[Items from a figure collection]
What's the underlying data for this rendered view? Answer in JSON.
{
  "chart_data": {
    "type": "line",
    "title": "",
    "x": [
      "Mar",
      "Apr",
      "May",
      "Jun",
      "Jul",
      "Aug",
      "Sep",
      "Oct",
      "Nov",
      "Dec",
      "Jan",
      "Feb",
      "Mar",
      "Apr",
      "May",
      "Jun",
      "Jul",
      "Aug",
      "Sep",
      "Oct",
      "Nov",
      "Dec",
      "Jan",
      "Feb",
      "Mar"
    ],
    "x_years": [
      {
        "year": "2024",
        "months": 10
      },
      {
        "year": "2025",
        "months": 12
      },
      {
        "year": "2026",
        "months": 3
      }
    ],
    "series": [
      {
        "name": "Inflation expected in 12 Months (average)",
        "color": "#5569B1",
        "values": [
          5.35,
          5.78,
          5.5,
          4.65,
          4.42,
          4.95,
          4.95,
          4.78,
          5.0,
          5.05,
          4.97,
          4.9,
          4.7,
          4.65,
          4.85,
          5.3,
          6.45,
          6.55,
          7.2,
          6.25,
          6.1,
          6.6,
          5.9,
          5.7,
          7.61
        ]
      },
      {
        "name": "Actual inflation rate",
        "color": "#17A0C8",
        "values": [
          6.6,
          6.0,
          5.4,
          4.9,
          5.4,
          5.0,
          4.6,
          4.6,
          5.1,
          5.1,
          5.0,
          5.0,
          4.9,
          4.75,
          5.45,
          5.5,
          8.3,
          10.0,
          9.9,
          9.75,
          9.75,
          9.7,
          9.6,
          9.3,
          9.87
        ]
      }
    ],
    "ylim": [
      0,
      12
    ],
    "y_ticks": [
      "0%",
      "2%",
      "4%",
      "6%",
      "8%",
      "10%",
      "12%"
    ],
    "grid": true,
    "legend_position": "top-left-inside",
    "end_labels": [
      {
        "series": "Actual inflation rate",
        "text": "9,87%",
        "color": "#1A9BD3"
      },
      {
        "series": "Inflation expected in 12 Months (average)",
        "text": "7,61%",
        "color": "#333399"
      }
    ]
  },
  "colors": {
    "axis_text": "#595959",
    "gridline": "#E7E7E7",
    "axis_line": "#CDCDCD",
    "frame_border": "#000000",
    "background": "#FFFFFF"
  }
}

PROBLEM STATEMENT: Of the lines above, how many hold the word "Actual"? Say the number alone.

TASK SOLUTION: 2